◆ **Stated task**
Below are records; print only the lines from the line containing "Give me the" to the end, both included, reproduced exactly and without the pictures.

◆ **Figure collection entries**
-- Start --

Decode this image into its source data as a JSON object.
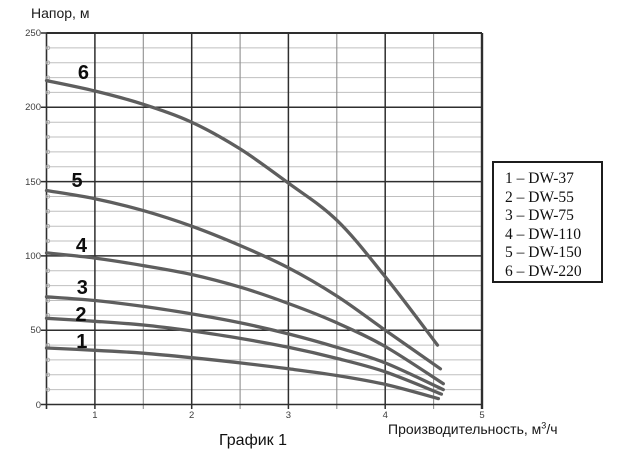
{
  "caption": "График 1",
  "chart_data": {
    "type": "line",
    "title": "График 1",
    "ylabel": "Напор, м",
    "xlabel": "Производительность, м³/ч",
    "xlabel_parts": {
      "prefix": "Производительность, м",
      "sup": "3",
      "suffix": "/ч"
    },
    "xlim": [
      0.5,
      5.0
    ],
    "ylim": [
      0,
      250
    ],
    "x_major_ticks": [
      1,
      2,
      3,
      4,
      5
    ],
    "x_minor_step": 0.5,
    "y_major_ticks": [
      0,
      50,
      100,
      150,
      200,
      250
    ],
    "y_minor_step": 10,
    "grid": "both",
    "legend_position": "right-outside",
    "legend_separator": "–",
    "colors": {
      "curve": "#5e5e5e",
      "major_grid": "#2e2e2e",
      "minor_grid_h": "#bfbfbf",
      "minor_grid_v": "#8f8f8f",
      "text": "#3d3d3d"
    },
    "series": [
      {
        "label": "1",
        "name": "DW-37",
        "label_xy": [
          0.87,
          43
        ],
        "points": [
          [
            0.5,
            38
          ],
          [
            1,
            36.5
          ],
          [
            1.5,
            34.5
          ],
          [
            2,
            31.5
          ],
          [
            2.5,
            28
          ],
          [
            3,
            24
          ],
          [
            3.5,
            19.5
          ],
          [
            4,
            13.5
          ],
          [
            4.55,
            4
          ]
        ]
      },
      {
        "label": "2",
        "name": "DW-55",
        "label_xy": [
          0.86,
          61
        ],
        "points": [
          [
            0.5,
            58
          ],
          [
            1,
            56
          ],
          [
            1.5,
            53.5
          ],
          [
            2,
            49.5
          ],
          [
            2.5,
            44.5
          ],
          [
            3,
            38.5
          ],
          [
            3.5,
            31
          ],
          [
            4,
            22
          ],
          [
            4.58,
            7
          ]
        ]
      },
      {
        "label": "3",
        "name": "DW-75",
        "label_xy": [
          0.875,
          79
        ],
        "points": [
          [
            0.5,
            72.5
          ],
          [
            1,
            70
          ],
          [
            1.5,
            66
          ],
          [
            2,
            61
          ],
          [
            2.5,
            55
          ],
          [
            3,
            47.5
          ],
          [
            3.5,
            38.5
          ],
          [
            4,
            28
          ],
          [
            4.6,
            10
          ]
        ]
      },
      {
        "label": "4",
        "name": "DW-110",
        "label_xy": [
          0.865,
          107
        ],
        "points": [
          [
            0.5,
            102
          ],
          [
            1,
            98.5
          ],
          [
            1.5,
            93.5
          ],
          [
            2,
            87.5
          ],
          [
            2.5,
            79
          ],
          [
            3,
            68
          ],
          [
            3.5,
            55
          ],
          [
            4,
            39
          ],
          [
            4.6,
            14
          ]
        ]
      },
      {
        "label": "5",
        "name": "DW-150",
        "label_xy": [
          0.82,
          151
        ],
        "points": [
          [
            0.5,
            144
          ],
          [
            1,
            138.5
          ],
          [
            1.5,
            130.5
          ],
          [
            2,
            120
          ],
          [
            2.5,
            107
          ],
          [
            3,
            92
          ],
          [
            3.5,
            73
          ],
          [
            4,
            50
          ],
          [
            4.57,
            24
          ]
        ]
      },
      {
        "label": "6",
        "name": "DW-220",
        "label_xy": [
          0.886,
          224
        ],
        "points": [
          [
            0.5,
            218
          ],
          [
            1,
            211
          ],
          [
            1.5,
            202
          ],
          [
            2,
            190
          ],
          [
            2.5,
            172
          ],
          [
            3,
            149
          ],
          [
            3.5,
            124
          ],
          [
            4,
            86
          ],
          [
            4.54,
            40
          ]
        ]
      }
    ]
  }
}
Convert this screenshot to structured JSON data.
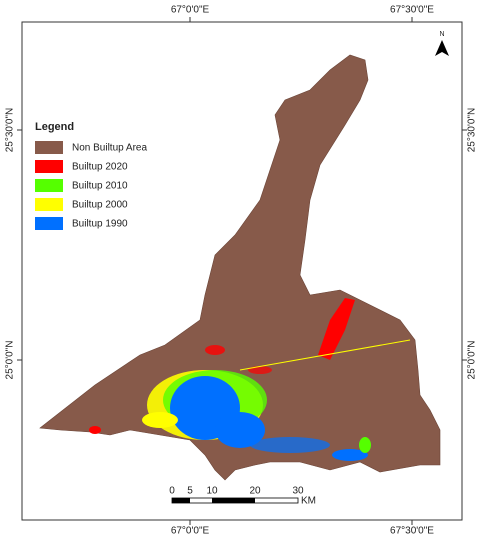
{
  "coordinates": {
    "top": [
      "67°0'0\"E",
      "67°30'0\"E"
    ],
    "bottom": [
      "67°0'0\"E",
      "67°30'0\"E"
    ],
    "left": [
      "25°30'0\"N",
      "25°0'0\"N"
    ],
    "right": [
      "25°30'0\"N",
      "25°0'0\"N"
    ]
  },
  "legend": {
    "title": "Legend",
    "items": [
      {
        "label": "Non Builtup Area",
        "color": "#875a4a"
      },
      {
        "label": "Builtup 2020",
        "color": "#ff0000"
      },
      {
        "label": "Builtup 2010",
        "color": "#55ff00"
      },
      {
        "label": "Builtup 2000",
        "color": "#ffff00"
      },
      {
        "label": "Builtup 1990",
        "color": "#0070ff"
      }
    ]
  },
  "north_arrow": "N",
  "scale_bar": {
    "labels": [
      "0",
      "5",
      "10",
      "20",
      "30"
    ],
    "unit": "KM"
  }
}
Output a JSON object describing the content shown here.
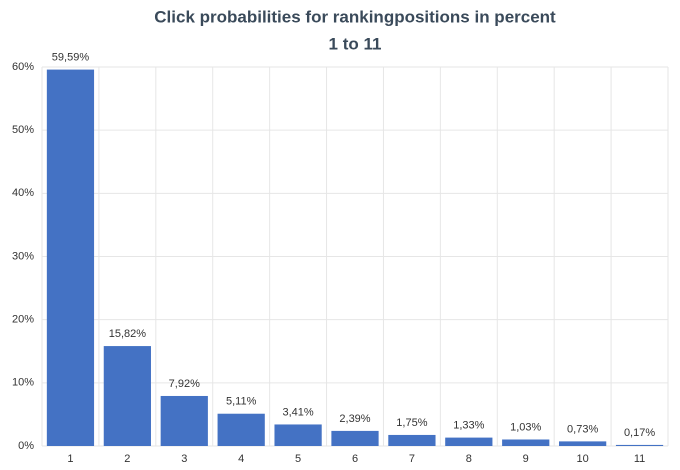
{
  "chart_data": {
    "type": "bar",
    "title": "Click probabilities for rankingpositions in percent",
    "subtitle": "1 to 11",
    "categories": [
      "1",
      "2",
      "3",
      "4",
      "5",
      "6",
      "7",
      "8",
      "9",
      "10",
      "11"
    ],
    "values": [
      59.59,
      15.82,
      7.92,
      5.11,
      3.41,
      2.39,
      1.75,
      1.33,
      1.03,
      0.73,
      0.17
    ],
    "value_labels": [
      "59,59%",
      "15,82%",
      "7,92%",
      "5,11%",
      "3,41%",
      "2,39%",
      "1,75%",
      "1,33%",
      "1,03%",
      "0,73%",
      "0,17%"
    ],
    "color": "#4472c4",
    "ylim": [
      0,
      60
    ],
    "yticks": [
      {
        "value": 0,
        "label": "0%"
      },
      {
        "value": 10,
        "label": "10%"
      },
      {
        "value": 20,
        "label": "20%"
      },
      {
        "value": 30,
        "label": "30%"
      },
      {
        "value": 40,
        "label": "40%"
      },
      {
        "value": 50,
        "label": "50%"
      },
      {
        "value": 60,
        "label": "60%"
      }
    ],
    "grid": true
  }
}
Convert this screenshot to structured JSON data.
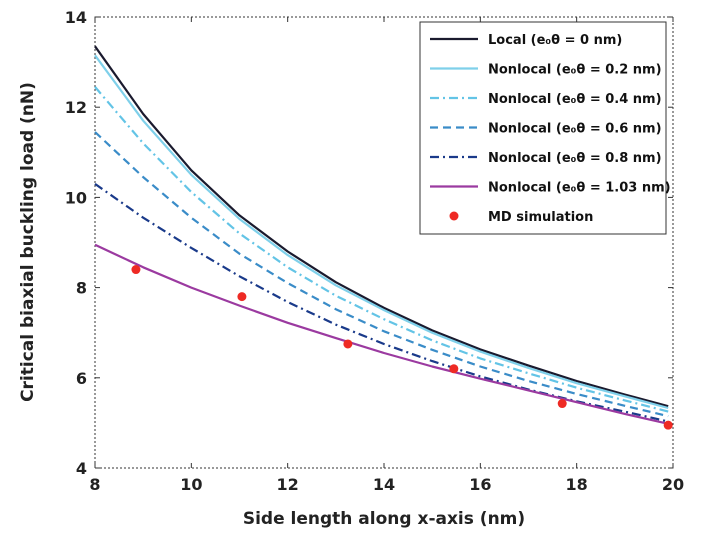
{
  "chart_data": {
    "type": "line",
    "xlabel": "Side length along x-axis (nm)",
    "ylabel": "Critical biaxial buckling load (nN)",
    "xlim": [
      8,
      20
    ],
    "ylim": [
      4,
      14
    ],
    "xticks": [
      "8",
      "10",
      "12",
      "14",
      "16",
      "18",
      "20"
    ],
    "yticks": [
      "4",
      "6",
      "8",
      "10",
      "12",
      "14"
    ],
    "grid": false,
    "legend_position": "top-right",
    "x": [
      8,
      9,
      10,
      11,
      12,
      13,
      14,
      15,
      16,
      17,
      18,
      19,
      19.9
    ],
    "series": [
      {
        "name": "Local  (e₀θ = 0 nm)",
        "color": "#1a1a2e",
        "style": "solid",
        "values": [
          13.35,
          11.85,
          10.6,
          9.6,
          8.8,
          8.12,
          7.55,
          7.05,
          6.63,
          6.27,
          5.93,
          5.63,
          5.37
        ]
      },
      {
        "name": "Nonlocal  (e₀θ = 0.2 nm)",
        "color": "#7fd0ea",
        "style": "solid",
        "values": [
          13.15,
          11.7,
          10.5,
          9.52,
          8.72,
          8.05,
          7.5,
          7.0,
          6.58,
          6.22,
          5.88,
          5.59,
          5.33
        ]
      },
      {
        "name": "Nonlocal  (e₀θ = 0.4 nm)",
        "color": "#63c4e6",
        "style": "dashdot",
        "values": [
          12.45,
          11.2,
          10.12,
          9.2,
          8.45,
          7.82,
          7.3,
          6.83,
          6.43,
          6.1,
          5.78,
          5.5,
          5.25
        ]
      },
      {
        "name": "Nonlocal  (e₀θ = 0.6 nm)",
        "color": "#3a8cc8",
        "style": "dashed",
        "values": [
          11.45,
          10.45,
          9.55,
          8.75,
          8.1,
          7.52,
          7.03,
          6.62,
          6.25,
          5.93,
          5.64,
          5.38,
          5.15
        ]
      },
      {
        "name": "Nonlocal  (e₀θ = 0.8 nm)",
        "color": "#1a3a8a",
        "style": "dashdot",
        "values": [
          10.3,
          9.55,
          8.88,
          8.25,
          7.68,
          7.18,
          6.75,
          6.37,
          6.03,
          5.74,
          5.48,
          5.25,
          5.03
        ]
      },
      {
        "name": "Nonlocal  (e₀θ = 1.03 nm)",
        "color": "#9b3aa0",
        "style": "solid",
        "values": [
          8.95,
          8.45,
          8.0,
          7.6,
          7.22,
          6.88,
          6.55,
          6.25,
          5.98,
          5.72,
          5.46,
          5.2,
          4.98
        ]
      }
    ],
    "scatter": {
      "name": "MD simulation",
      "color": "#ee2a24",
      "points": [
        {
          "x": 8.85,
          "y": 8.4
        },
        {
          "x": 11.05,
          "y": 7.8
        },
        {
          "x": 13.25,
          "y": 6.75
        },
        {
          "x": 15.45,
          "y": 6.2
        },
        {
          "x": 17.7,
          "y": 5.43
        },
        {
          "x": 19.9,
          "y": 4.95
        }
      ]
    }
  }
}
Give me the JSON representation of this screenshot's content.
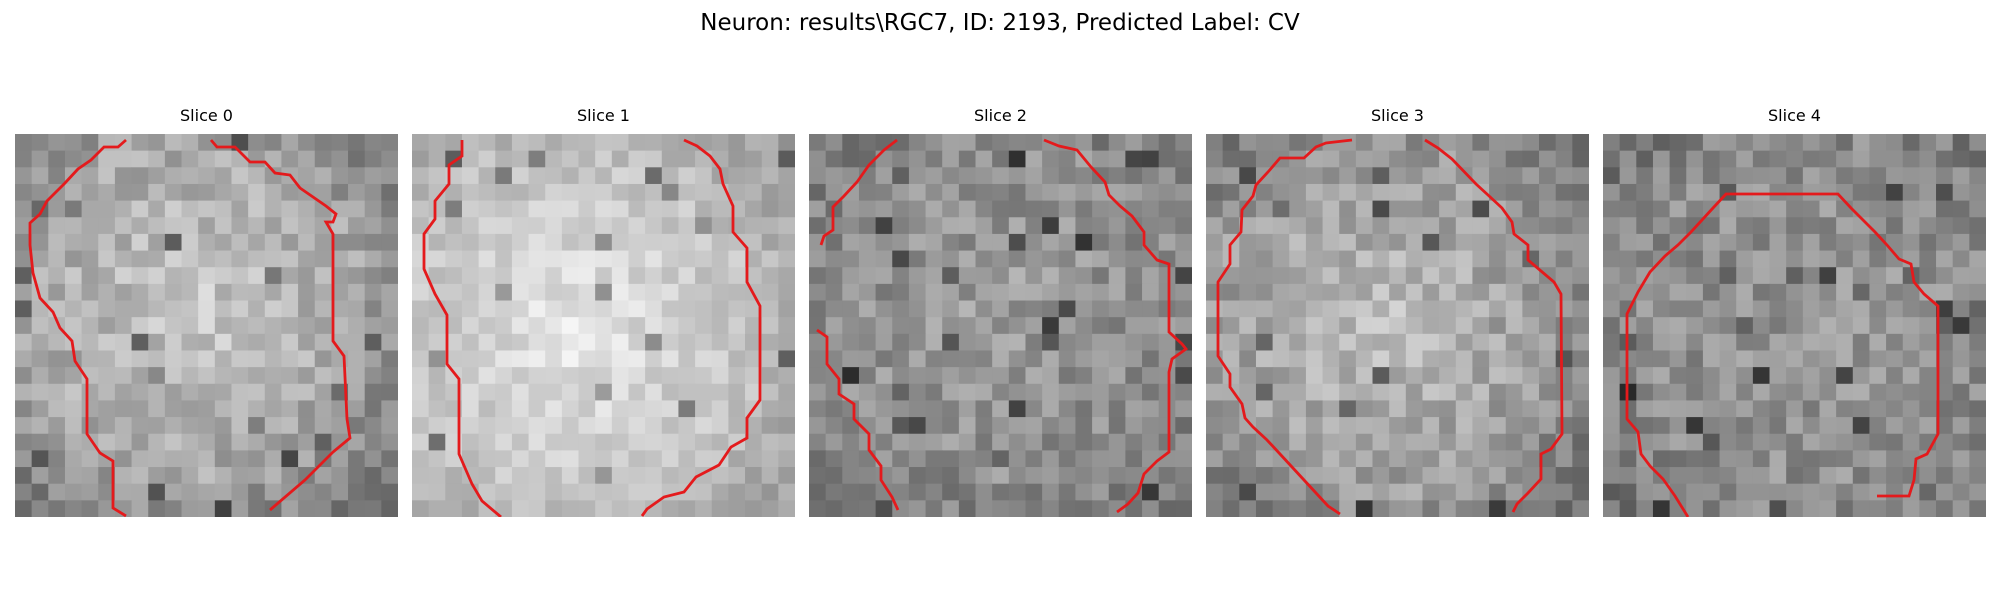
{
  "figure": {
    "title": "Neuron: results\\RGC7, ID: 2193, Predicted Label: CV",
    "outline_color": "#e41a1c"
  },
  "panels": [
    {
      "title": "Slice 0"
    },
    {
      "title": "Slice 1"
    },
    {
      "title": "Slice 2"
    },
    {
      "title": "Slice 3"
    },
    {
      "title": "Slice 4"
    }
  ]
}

-- End --

◆ **Task output**
Give me the JSON representation of this screenshot's content.
{
  "figure": {
    "title": "Neuron: results\\RGC7, ID: 2193, Predicted Label: CV",
    "outline_color": "#e41a1c"
  },
  "panels": [
    {
      "title": "Slice 0"
    },
    {
      "title": "Slice 1"
    },
    {
      "title": "Slice 2"
    },
    {
      "title": "Slice 3"
    },
    {
      "title": "Slice 4"
    }
  ]
}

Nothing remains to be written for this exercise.